What you should do: Exclude the pictures and retype the entries as written.

Records provided:
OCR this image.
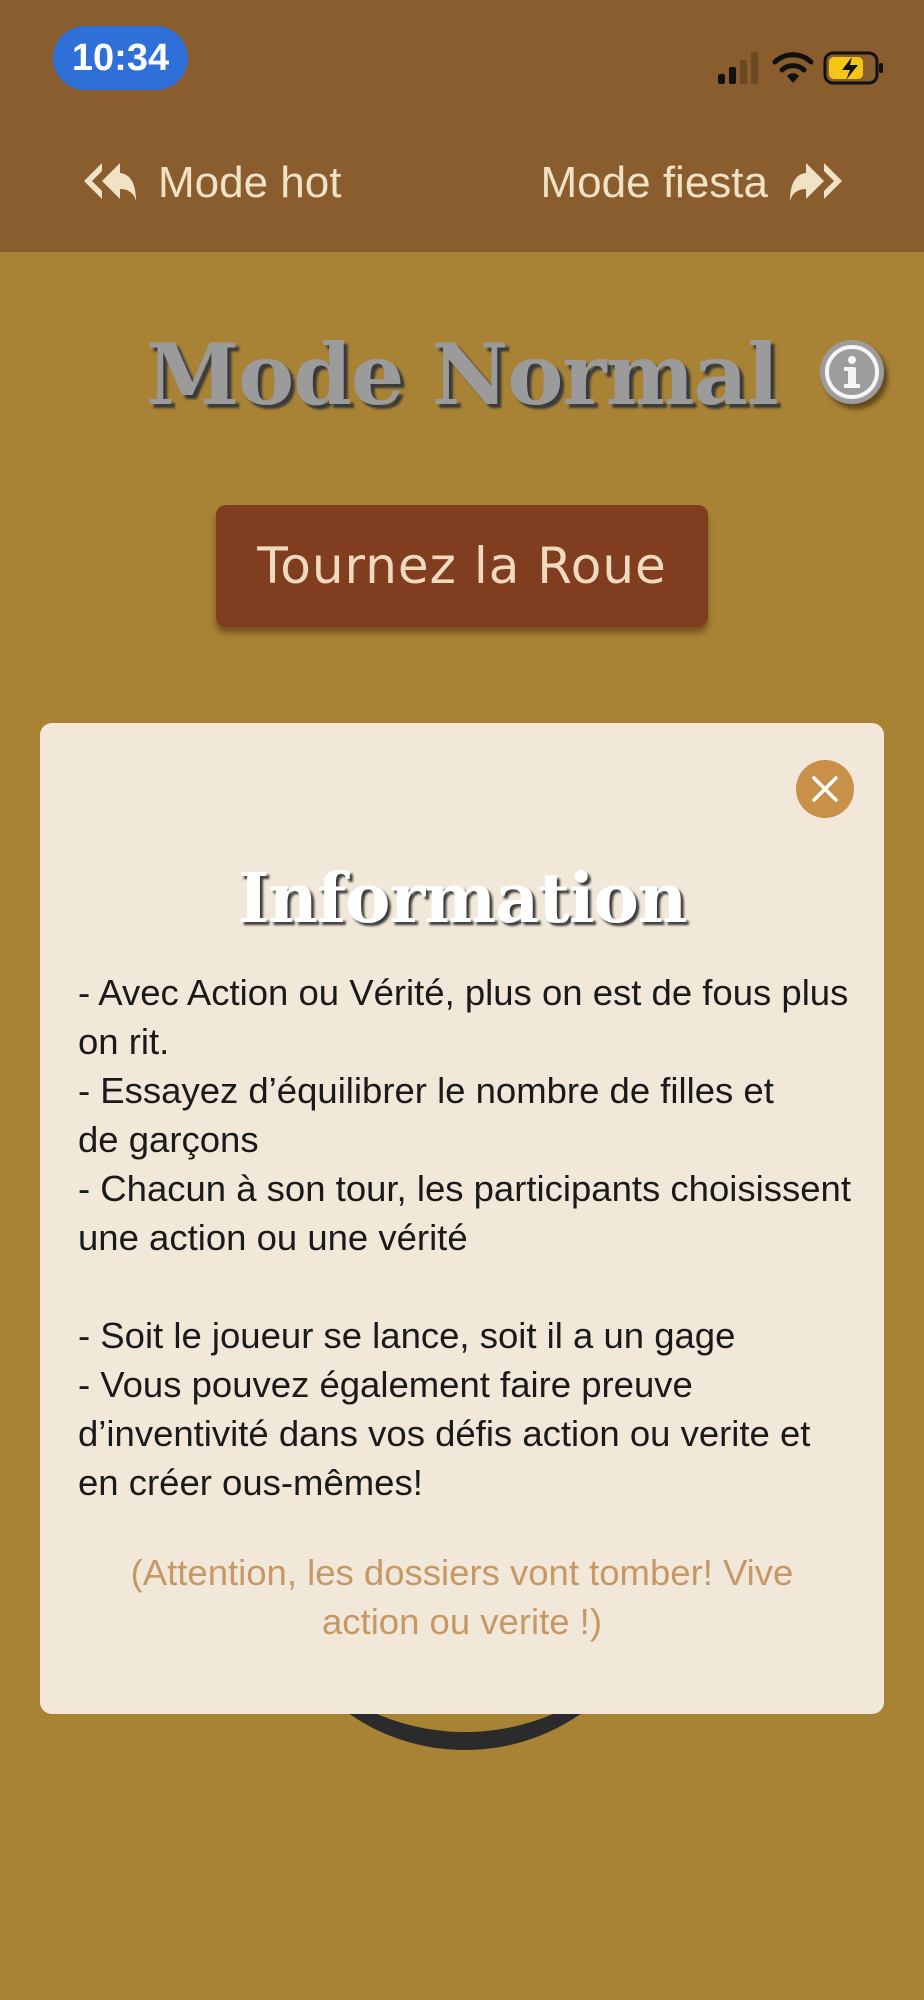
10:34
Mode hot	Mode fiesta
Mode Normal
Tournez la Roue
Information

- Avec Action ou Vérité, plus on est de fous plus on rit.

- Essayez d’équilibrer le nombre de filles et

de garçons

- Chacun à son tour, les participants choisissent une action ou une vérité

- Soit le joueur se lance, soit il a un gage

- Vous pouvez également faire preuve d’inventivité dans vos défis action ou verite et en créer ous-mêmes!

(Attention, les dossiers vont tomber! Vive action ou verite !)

The result:
OCR this image.
10:34
Mode hot	Mode fiesta
Mode Normal
Tournez la Roue
Information

- Avec Action ou Vérité, plus on est de fous plus on rit.

- Essayez d’équilibrer le nombre de filles et

de garçons

- Chacun à son tour, les participants choisissent une action ou une vérité

- Soit le joueur se lance, soit il a un gage

- Vous pouvez également faire preuve d’inventivité dans vos défis action ou verite et en créer ous-mêmes!

(Attention, les dossiers vont tomber! Vive action ou verite !)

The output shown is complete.